TAREAS POR REALIZAR
**1.** Según el fragmento sobre la doctrina y la misericordia, ¿a dónde conducirá el Espíritu Santo, según el Evangelio que cita?
**2.** Reproduce de forma literal el fragmento sobre la doctrina y la misericordia, empezando por "La verdad es" y siguiendo hasta "no debemos olvidar.".

Hoy hay una tentación que ronda por ahí y es la tentación de oponer la doctrina y la misericordia, algo así como oponer la verdad y el amor. Algunos piensan que la doctrina, es decir, que el conocimiento teológico serio y fundamentado, la doctrina, es decir, por ejemplo, el Derecho canónico o las disposiciones para la liturgia, toda esa, toda esa parte doctrinal, es opresiva, opresiva, es decir, limita a las personas, se convierte como en una especie de absoluto que no deja la libertad del Espíritu y que cierra las puertas a la misericordia. Mientras tanto, la misericordia se suele representar como una especie de manera de romper con la ley, es decir, si la ley es lo opresivo, entonces romper con la ley es lo liberador y ahí es donde aparece la misericordia. Claro, quienes piensan de esa manera y quienes la predican creo que no están tomando suficientemente en serio lo que dijo Jesucristo: «Yo no he venido a abolir la ley», eso dijo Cristo, «Yo no he venido a abolir la ley». Parece que no toman suficientemente en cuenta estas palabras que son vitales.

La verdad es que, en una recta predicación, en un anuncio correcto de la ley y en un anuncio correcto del Evangelio, nos damos cuenta que la doctrina y la misericordia van unidas y que, de hecho, dar la sana doctrina es un acto de misericordia, óigame eso por favor, óigame eso porque es que el Evangelio de hoy relaciona al Espíritu Santo que es el amor mismo de Dios, lo relaciona con la verdad, dice: «Los conducirá, el Espíritu Santo, los conducirá a la verdad completa». Oiga eso, el amor que nos conduce a la verdad, si te das cuenta cómo no están rotos, como no están separados, como si están conectados, ¿si te das cuenta lo conectados que están? Es el amor de Dios el que nos va a conducir a la verdad completa, es una maravilla eso, es una maravilla, es algo muy importante, es algo que no debemos olvidar.

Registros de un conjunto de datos
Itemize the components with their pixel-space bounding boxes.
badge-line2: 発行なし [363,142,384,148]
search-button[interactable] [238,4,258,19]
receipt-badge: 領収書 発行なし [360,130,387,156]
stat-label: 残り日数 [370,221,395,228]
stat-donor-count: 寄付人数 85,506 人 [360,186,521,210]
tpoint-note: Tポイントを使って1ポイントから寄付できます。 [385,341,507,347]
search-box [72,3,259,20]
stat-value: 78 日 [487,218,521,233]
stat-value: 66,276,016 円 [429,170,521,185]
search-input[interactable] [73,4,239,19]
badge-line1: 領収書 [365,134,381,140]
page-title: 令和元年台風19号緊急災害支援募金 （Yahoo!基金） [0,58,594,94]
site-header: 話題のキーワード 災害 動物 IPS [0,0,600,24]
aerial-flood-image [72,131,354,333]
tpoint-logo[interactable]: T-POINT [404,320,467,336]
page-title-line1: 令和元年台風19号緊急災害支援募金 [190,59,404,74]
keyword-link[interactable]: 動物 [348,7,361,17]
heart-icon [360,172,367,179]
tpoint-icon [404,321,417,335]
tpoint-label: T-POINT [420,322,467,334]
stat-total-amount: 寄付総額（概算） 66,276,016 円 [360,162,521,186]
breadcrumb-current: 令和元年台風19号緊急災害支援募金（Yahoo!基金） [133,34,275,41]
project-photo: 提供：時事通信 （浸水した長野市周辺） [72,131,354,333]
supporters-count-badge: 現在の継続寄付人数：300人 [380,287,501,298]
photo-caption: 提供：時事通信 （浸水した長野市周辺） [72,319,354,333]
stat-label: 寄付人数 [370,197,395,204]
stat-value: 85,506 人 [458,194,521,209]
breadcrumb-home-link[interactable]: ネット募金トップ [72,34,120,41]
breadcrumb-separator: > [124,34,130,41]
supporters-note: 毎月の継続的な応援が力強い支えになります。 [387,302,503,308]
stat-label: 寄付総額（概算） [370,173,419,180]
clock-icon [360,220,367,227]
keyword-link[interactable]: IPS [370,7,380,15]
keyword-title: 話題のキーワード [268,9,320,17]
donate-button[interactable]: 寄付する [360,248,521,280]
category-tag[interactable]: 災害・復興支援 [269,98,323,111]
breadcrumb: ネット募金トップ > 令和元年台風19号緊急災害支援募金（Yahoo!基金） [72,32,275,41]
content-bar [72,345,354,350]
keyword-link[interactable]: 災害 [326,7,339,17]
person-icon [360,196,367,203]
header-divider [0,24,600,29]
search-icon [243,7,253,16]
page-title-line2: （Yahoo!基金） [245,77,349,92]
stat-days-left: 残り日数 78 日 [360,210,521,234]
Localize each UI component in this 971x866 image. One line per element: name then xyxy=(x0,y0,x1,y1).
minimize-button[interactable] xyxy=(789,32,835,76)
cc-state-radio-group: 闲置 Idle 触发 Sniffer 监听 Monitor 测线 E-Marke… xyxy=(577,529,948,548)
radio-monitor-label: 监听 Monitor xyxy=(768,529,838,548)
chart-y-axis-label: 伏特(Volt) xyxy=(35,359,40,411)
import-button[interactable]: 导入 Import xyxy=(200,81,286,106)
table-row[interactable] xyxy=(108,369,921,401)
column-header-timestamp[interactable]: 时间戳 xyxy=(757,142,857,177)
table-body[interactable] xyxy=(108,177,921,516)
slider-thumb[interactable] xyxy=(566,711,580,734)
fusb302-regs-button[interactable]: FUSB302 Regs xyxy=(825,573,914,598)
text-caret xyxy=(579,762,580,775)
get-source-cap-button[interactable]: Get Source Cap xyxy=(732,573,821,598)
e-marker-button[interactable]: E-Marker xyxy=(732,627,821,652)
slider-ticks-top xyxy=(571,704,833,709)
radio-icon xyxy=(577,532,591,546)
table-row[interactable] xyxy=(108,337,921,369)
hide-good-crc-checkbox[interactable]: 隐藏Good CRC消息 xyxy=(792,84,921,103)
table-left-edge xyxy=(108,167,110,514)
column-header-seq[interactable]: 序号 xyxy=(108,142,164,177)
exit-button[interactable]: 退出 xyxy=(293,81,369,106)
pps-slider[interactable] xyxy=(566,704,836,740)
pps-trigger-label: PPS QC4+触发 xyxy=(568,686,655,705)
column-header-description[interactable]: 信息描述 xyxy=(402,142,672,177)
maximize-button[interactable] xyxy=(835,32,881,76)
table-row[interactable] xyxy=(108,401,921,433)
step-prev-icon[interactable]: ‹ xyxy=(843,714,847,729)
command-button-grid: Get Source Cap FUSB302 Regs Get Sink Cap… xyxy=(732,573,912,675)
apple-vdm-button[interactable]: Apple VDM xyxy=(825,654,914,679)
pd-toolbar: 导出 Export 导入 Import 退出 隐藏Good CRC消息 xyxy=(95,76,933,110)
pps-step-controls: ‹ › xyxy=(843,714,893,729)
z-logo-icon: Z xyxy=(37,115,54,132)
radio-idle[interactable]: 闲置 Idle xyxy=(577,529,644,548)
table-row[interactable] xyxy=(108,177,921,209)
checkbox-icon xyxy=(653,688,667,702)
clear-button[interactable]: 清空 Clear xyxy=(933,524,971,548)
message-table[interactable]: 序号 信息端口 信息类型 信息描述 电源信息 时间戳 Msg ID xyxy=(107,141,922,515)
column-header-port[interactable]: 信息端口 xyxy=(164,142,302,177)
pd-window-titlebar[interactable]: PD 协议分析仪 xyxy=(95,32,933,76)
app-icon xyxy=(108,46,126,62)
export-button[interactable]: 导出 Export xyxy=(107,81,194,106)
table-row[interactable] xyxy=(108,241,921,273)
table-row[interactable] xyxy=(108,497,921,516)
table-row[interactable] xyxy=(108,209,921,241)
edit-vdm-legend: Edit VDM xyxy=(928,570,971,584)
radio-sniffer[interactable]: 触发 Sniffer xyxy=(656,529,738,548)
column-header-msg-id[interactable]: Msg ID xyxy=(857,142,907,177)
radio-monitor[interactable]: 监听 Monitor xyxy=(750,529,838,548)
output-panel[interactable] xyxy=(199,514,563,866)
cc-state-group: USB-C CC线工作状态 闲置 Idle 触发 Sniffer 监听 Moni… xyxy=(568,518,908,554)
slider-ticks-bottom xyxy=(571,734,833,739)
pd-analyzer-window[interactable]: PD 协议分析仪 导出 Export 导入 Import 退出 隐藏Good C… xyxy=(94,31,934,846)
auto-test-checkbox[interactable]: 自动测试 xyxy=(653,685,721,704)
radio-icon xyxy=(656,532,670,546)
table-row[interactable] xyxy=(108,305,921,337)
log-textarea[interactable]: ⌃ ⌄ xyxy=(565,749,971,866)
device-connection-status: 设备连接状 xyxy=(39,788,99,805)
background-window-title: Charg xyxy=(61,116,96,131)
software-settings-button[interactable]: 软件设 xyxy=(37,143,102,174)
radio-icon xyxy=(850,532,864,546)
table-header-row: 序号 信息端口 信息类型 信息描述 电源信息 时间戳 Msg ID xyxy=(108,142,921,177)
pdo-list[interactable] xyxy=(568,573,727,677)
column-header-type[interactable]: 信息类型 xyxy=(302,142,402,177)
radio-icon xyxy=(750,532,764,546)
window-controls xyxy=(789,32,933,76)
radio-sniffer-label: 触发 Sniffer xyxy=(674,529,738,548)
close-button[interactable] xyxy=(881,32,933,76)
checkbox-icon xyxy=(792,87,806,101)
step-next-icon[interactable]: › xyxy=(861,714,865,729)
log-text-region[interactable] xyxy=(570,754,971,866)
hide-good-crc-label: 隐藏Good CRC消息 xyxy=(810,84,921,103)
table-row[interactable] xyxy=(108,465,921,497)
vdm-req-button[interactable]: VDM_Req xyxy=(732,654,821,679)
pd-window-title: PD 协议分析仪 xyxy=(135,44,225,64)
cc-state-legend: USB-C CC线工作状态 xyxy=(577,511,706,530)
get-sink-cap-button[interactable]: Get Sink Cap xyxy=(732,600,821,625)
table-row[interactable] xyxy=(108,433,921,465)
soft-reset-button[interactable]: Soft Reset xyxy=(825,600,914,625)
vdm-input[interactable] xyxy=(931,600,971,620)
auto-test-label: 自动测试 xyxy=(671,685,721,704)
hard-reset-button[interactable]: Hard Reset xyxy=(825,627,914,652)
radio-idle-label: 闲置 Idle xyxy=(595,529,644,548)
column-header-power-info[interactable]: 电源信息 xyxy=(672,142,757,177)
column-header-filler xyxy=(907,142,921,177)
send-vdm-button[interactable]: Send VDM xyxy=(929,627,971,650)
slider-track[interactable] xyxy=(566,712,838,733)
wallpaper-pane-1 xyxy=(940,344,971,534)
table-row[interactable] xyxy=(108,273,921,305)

LISTA DE SOLUCIONES
**1.** A la verdad completa.

**2.**
La verdad es que, en una recta predicación, en un anuncio correcto de la ley y en un anuncio correcto del Evangelio, nos damos cuenta que la doctrina y la misericordia van unidas y que, de hecho, dar la sana doctrina es un acto de misericordia, óigame eso por favor, óigame eso porque es que el Evangelio de hoy relaciona al Espíritu Santo que es el amor mismo de Dios, lo relaciona con la verdad, dice: «Los conducirá, el Espíritu Santo, los conducirá a la verdad completa». Oiga eso, el amor que nos conduce a la verdad, si te das cuenta cómo no están rotos, como no están separados, como si están conectados, ¿si te das cuenta lo conectados que están? Es el amor de Dios el que nos va a conducir a la verdad completa, es una maravilla eso, es una maravilla, es algo muy importante, es algo que no debemos olvidar.